● **Goal**: Find all the lines with "deputy" and gather them.

[Start of Input material]

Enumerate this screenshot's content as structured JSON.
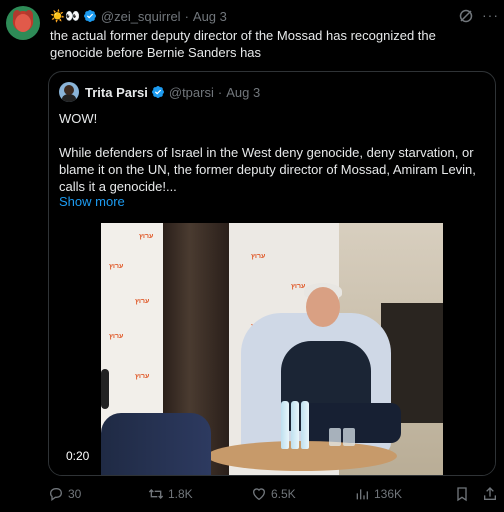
{
  "author": {
    "emoji": "☀️👀",
    "handle": "@zei_squirrel",
    "date": "Aug 3"
  },
  "tweet": {
    "text": "the actual former deputy director of the Mossad has recognized the genocide before Bernie Sanders has"
  },
  "quote": {
    "name": "Trita Parsi",
    "handle": "@tparsi",
    "date": "Aug 3",
    "line1": "WOW!",
    "line2": "While defenders of Israel in the West deny genocide, deny starvation, or blame it on the UN, the former deputy director of Mossad, Amiram Levin, calls it a genocide!...",
    "show_more": "Show more",
    "video_time": "0:20"
  },
  "actions": {
    "replies": "30",
    "retweets": "1.8K",
    "likes": "6.5K",
    "views": "136K"
  },
  "colors": {
    "accent": "#1d9bf0",
    "muted": "#71767b",
    "text": "#e7e9ea",
    "border": "#2f3336"
  },
  "icons": [
    "reply-icon",
    "retweet-icon",
    "like-icon",
    "views-icon",
    "bookmark-icon",
    "share-icon",
    "verified-icon",
    "grok-icon",
    "more-icon"
  ]
}
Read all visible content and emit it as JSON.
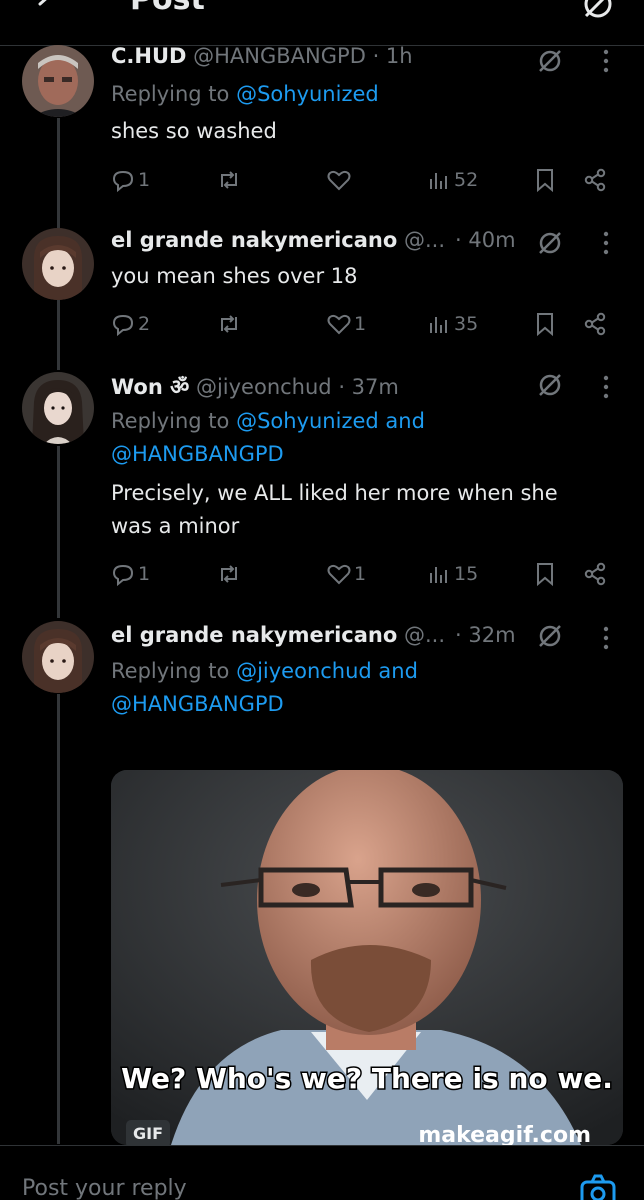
{
  "header": {
    "title": "Post"
  },
  "tweets": [
    {
      "name": "C.HUD",
      "handle": "@HANGBANGPD",
      "time": "· 1h",
      "replying_prefix": "Replying to ",
      "replying_to": [
        "@Sohyunized"
      ],
      "text": "shes so washed",
      "replies": "1",
      "reposts": "",
      "likes": "",
      "views": "52"
    },
    {
      "name": "el grande nakymericano",
      "handle": "@...",
      "time": "· 40m",
      "text": "you mean shes over 18",
      "replies": "2",
      "reposts": "",
      "likes": "1",
      "views": "35"
    },
    {
      "name": "Won ॐ",
      "handle": "@jiyeonchud",
      "time": "· 37m",
      "replying_prefix": "Replying to ",
      "replying_to": [
        "@Sohyunized",
        "@HANGBANGPD"
      ],
      "replying_and": " and",
      "text": "Precisely, we ALL liked her more when she was a minor",
      "replies": "1",
      "reposts": "",
      "likes": "1",
      "views": "15"
    },
    {
      "name": "el grande nakymericano",
      "handle": "@...",
      "time": "· 32m",
      "replying_prefix": "Replying to ",
      "replying_to": [
        "@jiyeonchud",
        "@HANGBANGPD"
      ],
      "replying_and": " and",
      "media": {
        "caption": "We? Who's we? There is no we.",
        "watermark": "makeagif.com",
        "badge": "GIF"
      }
    }
  ],
  "reply_bar": {
    "placeholder": "Post your reply"
  },
  "colors": {
    "background": "#000000",
    "text": "#e7e9ea",
    "muted": "#71767b",
    "accent": "#1d9bf0",
    "divider": "#2f3336"
  }
}
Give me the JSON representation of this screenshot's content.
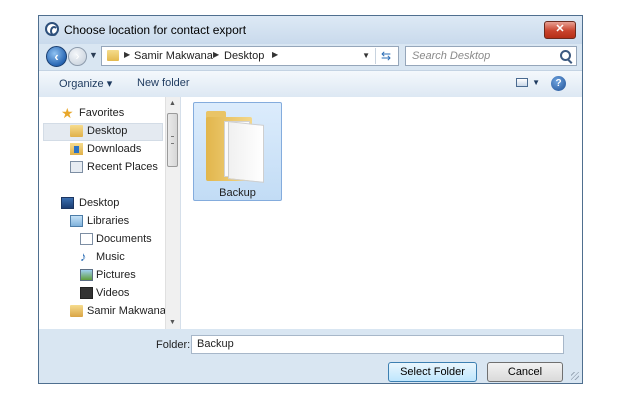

[End of Input material]

● **Response**:
    "text": "the actual former deputy director of the Mossad has recognized the genocide before Bernie Sanders has"
    "line2": "While defenders of Israel in the West deny genocide, deny starvation, or blame it on the UN, the former deputy director of Mossad, Amiram Levin, calls it a genocide!...",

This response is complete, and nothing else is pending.